YOUR OBJECTIVE
Copy the lines word for word, starting at the first line of the saved entries and ending at the line that contains "result-cell: -0.013 (-0.054, 0.027)".

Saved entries
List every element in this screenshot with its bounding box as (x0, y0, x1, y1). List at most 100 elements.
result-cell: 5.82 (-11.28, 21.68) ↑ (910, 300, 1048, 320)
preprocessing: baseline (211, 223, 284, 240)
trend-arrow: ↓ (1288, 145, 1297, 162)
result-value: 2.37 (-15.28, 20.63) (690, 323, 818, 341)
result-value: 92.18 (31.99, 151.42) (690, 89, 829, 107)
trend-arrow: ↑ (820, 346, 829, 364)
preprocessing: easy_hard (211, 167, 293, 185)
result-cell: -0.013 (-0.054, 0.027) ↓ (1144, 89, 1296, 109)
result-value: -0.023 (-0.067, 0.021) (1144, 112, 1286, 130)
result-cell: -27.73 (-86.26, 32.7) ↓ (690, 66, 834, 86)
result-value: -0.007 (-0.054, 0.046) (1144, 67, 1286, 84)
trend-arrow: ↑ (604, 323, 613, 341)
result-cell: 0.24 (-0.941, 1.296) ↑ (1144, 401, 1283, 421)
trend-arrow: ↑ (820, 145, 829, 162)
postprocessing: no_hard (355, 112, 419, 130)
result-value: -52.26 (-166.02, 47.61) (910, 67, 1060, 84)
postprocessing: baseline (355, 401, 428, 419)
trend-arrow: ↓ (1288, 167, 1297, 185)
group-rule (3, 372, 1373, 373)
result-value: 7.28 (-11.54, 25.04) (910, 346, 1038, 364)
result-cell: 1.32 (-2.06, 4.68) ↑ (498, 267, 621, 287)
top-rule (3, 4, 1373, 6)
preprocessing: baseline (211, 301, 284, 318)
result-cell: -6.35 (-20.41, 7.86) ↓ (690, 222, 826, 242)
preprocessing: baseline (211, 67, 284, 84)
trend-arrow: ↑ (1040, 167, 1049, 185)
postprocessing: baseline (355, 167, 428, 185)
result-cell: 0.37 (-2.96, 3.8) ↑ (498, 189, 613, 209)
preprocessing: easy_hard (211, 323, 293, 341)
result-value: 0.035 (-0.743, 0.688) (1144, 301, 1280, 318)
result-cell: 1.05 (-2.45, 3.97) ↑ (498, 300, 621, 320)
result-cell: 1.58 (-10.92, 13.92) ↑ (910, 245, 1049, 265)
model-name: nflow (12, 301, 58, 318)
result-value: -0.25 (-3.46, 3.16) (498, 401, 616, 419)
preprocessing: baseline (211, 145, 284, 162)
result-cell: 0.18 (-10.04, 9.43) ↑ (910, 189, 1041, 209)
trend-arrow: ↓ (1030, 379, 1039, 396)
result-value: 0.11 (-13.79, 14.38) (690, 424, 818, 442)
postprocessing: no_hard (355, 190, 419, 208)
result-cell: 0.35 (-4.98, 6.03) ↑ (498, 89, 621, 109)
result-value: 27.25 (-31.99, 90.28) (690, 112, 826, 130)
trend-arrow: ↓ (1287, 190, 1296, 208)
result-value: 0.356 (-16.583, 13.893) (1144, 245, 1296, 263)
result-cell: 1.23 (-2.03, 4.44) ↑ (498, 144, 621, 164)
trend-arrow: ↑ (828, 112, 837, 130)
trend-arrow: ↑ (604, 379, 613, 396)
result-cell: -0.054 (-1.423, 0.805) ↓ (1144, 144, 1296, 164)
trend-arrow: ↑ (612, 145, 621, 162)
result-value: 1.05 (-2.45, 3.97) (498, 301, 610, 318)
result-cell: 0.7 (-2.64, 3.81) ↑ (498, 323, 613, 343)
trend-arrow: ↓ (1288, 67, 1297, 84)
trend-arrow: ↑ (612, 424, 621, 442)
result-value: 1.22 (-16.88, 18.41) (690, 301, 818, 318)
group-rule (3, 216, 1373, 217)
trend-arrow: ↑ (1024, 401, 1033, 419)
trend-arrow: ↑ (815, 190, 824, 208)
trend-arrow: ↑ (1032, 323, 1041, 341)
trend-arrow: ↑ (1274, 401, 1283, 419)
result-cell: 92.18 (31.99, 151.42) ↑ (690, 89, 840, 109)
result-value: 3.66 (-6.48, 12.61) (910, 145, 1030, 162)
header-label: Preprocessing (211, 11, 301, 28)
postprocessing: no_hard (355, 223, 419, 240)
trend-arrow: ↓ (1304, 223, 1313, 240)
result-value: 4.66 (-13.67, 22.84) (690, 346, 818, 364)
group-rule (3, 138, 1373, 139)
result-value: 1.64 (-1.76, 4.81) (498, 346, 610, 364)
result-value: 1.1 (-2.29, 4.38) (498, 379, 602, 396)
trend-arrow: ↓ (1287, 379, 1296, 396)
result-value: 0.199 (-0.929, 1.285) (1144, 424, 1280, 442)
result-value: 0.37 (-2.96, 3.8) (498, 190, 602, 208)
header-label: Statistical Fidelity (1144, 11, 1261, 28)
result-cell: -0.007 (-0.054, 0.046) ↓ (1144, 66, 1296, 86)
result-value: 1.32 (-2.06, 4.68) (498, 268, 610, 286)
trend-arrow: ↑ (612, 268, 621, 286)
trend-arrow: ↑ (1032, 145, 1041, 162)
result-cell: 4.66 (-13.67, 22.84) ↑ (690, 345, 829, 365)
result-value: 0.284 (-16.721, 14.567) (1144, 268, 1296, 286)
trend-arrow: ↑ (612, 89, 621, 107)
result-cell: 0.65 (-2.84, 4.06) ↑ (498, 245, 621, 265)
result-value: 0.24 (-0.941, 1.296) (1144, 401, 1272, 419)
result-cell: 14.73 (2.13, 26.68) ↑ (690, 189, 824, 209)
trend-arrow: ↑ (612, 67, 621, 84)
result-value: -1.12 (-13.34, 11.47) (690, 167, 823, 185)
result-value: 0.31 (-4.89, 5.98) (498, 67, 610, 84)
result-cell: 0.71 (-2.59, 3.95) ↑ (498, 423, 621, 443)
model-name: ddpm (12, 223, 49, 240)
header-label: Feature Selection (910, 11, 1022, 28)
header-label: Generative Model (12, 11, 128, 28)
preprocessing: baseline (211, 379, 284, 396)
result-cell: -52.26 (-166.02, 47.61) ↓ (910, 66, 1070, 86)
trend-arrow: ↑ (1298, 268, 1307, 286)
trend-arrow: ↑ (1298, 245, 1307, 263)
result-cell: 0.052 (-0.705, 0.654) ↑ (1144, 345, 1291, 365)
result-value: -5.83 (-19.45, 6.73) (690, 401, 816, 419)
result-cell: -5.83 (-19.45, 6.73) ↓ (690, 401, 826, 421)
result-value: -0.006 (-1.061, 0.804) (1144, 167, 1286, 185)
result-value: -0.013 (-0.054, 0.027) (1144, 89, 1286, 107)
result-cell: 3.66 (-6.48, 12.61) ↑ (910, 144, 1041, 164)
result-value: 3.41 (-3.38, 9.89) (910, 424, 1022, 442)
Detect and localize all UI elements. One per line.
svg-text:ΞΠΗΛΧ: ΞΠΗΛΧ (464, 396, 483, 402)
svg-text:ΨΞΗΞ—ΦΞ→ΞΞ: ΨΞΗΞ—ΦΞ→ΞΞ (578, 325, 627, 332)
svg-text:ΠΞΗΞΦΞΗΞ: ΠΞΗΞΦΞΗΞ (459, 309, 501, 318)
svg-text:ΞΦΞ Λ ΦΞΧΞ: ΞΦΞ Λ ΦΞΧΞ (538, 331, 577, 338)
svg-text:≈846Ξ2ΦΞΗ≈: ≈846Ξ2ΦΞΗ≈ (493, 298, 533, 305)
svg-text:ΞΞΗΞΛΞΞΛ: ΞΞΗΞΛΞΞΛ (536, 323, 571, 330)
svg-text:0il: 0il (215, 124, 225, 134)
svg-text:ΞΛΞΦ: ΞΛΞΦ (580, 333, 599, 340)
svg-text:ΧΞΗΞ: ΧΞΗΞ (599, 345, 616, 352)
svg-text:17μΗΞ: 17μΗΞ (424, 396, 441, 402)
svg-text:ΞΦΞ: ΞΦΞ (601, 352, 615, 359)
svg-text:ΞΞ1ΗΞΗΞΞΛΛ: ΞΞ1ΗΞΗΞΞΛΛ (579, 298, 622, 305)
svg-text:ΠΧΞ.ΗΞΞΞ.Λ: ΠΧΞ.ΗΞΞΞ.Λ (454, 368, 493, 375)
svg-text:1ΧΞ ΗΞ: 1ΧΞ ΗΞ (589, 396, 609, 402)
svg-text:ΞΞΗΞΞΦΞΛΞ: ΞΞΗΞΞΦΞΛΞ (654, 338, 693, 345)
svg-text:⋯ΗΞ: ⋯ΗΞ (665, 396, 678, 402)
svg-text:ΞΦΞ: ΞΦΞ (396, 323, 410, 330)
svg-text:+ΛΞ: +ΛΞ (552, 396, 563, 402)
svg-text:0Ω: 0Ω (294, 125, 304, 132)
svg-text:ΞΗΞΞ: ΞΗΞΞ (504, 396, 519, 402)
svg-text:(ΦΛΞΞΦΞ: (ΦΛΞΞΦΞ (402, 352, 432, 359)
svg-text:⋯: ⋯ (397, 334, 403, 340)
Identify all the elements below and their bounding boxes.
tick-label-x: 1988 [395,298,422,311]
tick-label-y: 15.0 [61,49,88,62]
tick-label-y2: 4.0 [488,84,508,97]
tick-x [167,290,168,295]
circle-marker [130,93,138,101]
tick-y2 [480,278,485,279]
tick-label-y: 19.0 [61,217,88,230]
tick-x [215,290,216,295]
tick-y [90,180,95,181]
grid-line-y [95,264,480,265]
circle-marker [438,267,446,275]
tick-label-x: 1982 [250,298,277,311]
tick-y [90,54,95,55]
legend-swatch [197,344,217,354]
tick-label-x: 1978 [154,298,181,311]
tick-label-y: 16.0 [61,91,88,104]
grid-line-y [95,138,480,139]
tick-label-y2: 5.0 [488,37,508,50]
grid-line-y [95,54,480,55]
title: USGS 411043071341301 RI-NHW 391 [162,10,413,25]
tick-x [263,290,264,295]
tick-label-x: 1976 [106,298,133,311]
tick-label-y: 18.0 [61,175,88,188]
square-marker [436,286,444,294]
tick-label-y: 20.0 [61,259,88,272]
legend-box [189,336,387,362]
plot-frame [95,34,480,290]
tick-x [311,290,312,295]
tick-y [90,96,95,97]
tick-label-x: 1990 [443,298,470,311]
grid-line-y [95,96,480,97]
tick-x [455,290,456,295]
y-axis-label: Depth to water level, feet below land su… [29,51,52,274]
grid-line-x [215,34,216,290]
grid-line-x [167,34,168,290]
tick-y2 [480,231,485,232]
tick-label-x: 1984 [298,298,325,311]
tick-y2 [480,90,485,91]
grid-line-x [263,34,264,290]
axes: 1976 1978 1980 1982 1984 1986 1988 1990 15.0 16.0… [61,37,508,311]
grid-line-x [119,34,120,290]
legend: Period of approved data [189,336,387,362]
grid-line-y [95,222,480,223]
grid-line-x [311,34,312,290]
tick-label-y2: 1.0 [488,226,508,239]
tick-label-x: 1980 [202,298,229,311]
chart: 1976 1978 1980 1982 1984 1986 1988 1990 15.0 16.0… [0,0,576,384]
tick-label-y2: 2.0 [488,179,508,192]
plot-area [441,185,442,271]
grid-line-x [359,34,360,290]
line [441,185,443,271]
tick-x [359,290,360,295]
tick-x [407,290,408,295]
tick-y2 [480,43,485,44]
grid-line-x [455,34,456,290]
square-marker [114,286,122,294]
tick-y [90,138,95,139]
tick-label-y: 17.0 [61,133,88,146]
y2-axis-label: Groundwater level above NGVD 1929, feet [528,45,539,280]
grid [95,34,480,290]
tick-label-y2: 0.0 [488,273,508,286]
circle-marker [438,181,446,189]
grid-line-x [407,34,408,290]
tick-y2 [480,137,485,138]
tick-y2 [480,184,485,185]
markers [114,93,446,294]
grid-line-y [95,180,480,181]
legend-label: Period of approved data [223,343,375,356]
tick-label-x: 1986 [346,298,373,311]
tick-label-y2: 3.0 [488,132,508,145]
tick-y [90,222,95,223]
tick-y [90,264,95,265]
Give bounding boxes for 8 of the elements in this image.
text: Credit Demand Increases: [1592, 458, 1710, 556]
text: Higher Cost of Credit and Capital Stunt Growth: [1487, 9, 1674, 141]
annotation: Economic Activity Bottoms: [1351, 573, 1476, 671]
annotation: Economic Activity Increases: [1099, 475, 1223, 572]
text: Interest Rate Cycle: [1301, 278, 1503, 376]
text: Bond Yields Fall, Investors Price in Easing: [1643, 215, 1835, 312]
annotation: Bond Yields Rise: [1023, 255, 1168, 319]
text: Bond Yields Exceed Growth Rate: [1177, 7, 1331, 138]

SOLUTION
List every element in this screenshot with its bounding box as (x0, y0, x1, y1). List at most 100 elements.
result-cell: 5.82 (-11.28, 21.68) ↑ (910, 300, 1048, 320)
preprocessing: baseline (211, 223, 284, 240)
trend-arrow: ↓ (1288, 145, 1297, 162)
result-value: 2.37 (-15.28, 20.63) (690, 323, 818, 341)
result-value: 92.18 (31.99, 151.42) (690, 89, 829, 107)
trend-arrow: ↑ (820, 346, 829, 364)
preprocessing: easy_hard (211, 167, 293, 185)
result-cell: -0.013 (-0.054, 0.027) ↓ (1144, 89, 1296, 109)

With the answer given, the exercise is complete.